──────── SUPPLIED RECORDS ────────

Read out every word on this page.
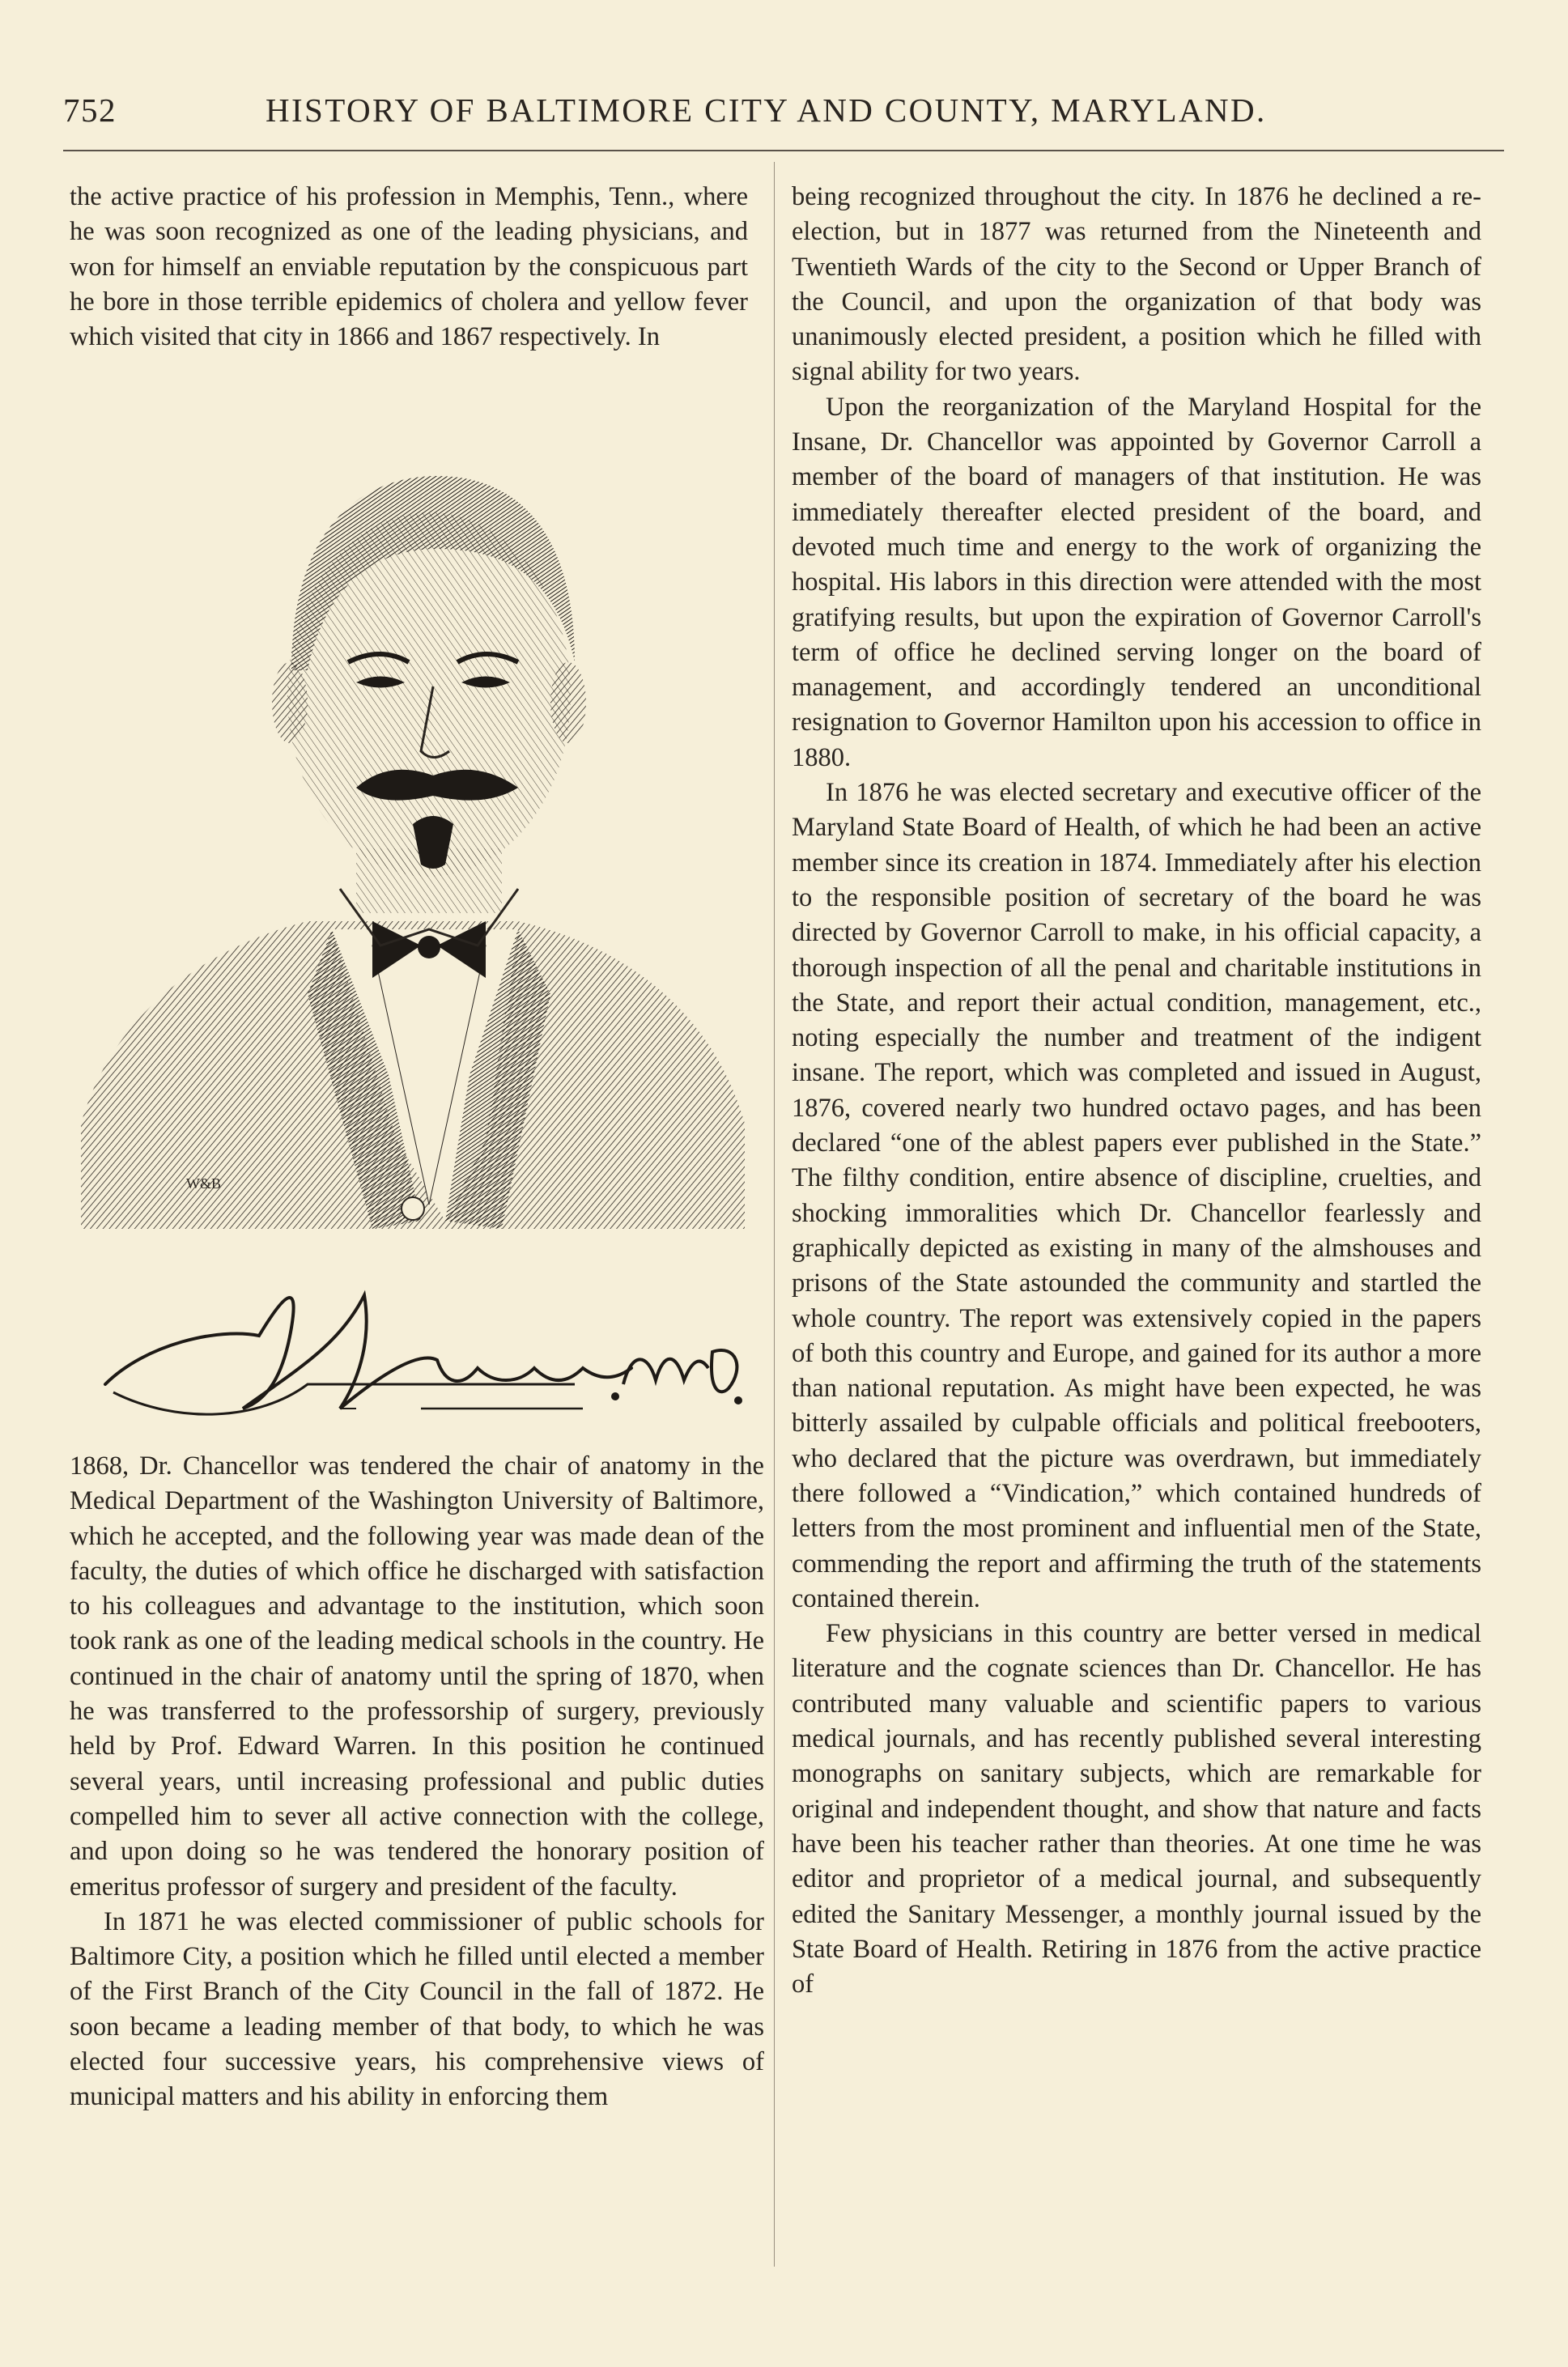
752	HISTORY OF BALTIMORE CITY AND COUNTY, MARYLAND.

the active practice of his profession in Memphis, Tenn., where he was soon recognized as one of the leading physicians, and won for himself an enviable reputation by the conspicuous part he bore in those terrible epidemics of cholera and yellow fever which visited that city in 1866 and 1867 respectively. In

W&B

1868, Dr. Chancellor was tendered the chair of anatomy in the Medical Department of the Washington University of Baltimore, which he accepted, and the following year was made dean of the faculty, the duties of which office he discharged with satisfaction to his colleagues and advantage to the institution, which soon took rank as one of the leading medical schools in the country. He continued in the chair of anatomy until the spring of 1870, when he was transferred to the professorship of surgery, previously held by Prof. Edward Warren. In this position he continued several years, until increasing professional and public duties compelled him to sever all active connection with the college, and upon doing so he was tendered the honorary position of emeritus professor of surgery and president of the faculty.

In 1871 he was elected commissioner of public schools for Baltimore City, a position which he filled until elected a member of the First Branch of the City Council in the fall of 1872. He soon became a leading member of that body, to which he was elected four successive years, his comprehensive views of municipal matters and his ability in enforcing them

being recognized throughout the city. In 1876 he declined a re-election, but in 1877 was returned from the Nineteenth and Twentieth Wards of the city to the Second or Upper Branch of the Council, and upon the organization of that body was unanimously elected president, a position which he filled with signal ability for two years.

Upon the reorganization of the Maryland Hospital for the Insane, Dr. Chancellor was appointed by Governor Carroll a member of the board of managers of that institution. He was immediately thereafter elected president of the board, and devoted much time and energy to the work of organizing the hospital. His labors in this direction were attended with the most gratifying results, but upon the expiration of Governor Carroll's term of office he declined serving longer on the board of management, and accordingly tendered an unconditional resignation to Governor Hamilton upon his accession to office in 1880.

In 1876 he was elected secretary and executive officer of the Maryland State Board of Health, of which he had been an active member since its creation in 1874. Immediately after his election to the responsible position of secretary of the board he was directed by Governor Carroll to make, in his official capacity, a thorough inspection of all the penal and charitable institutions in the State, and report their actual condition, management, etc., noting especially the number and treatment of the indigent insane. The report, which was completed and issued in August, 1876, covered nearly two hundred octavo pages, and has been declared “one of the ablest papers ever published in the State.” The filthy condition, entire absence of discipline, cruelties, and shocking immoralities which Dr. Chancellor fearlessly and graphically depicted as existing in many of the almshouses and prisons of the State astounded the community and startled the whole country. The report was extensively copied in the papers of both this country and Europe, and gained for its author a more than national reputation. As might have been expected, he was bitterly assailed by culpable officials and political freebooters, who declared that the picture was overdrawn, but immediately there followed a “Vindication,” which contained hundreds of letters from the most prominent and influential men of the State, commending the report and affirming the truth of the statements contained therein.

Few physicians in this country are better versed in medical literature and the cognate sciences than Dr. Chancellor. He has contributed many valuable and scientific papers to various medical journals, and has recently published several interesting monographs on sanitary subjects, which are remarkable for original and independent thought, and show that nature and facts have been his teacher rather than theories. At one time he was editor and proprietor of a medical journal, and subsequently edited the Sanitary Messenger, a monthly journal issued by the State Board of Health. Retiring in 1876 from the active practice of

────────

YOUR INSTRUCTIONS:
Look through the material above. Copy each line where the word "body" appears.

TASK RESULT:
In 1871 he was elected commissioner of public schools for Baltimore City, a position which he filled until elected a member of the First Branch of the City Council in the fall of 1872. He soon became a leading member of that body, to which he was elected four successive years, his comprehensive views of municipal matters and his ability in enforcing them
being recognized throughout the city. In 1876 he declined a re-election, but in 1877 was returned from the Nineteenth and Twentieth Wards of the city to the Second or Upper Branch of the Council, and upon the organization of that body was unanimously elected president, a position which he filled with signal ability for two years.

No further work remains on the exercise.